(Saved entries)
"""

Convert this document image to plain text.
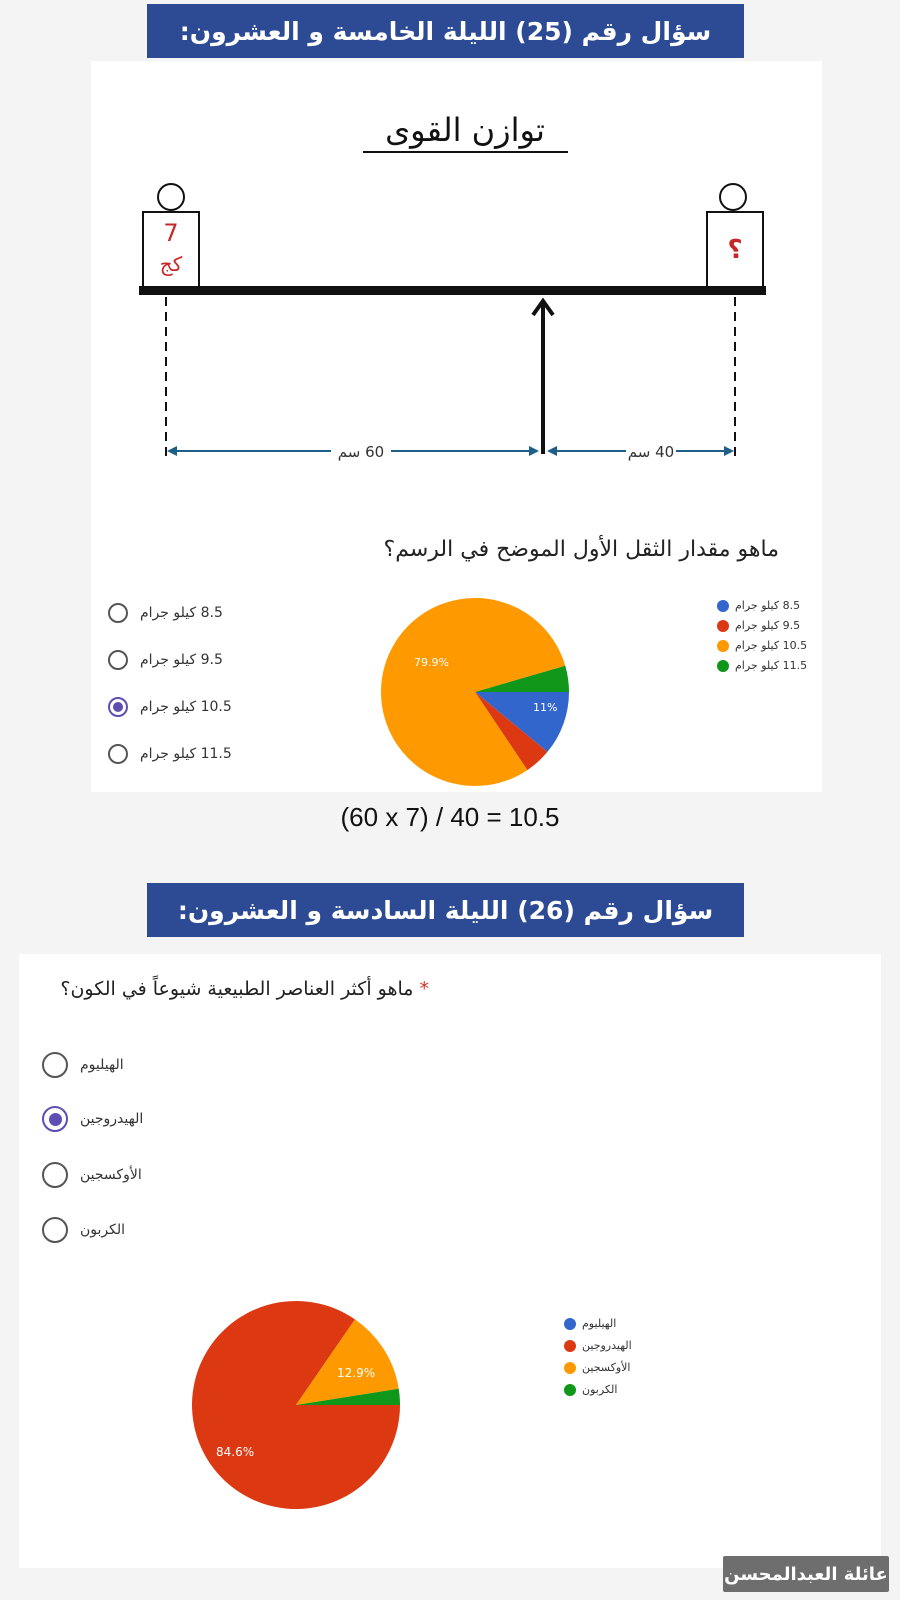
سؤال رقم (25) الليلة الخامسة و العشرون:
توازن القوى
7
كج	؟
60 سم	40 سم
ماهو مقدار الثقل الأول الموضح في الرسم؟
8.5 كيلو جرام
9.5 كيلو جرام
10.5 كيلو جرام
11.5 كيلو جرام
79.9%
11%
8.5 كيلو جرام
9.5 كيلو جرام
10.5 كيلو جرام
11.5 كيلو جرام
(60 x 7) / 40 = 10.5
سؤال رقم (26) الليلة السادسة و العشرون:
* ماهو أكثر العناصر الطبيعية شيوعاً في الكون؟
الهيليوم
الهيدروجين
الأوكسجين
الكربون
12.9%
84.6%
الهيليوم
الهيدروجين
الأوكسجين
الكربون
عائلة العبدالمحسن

"""
"""

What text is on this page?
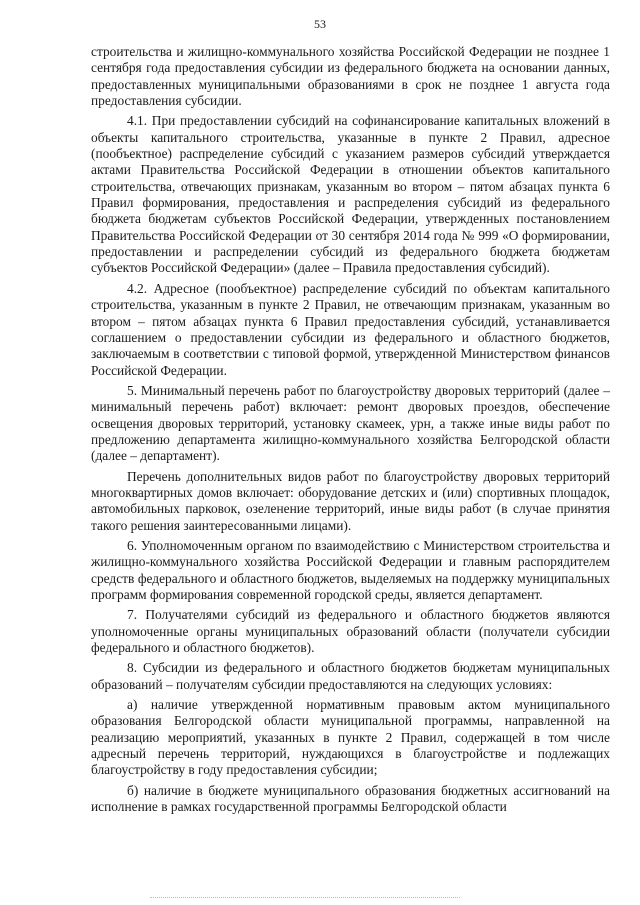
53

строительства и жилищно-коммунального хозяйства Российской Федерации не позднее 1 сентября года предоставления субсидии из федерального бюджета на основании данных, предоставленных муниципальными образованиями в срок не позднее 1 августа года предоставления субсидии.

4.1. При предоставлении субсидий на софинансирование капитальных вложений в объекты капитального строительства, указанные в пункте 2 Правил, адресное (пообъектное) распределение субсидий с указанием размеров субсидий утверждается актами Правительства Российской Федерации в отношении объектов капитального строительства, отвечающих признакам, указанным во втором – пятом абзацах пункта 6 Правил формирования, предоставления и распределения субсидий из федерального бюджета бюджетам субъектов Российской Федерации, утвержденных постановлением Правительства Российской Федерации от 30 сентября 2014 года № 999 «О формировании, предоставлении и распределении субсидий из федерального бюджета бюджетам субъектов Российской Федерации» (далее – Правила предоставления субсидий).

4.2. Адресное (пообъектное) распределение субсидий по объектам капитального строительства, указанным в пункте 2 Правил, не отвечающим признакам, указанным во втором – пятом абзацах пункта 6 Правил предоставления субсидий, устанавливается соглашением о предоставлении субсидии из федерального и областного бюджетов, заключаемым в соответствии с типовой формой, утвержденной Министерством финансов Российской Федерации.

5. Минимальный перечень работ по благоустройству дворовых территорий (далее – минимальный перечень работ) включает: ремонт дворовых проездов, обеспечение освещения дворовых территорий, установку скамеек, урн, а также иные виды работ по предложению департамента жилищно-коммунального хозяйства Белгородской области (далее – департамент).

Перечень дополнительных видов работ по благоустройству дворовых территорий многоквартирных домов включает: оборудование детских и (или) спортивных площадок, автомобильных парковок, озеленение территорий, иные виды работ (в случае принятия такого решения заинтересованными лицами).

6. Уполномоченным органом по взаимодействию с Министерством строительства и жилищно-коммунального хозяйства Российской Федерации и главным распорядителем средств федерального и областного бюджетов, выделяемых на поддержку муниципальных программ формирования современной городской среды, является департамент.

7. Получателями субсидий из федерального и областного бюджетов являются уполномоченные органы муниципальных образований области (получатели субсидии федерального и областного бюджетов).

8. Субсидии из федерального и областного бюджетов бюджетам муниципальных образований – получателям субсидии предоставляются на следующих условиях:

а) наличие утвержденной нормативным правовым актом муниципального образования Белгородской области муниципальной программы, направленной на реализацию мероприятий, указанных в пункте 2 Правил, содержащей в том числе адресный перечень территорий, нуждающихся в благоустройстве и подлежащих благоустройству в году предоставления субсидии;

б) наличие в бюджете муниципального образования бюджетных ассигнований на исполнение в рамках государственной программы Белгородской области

"""

▶ **TASK**
Copy each line of the data above that holds "абзацах".

▶ **COMPLETE OUTPUT**
4.1. При предоставлении субсидий на софинансирование капитальных вложений в объекты капитального строительства, указанные в пункте 2 Правил, адресное (пообъектное) распределение субсидий с указанием размеров субсидий утверждается актами Правительства Российской Федерации в отношении объектов капитального строительства, отвечающих признакам, указанным во втором – пятом абзацах пункта 6 Правил формирования, предоставления и распределения субсидий из федерального бюджета бюджетам субъектов Российской Федерации, утвержденных постановлением Правительства Российской Федерации от 30 сентября 2014 года № 999 «О формировании, предоставлении и распределении субсидий из федерального бюджета бюджетам субъектов Российской Федерации» (далее – Правила предоставления субсидий).
4.2. Адресное (пообъектное) распределение субсидий по объектам капитального строительства, указанным в пункте 2 Правил, не отвечающим признакам, указанным во втором – пятом абзацах пункта 6 Правил предоставления субсидий, устанавливается соглашением о предоставлении субсидии из федерального и областного бюджетов, заключаемым в соответствии с типовой формой, утвержденной Министерством финансов Российской Федерации.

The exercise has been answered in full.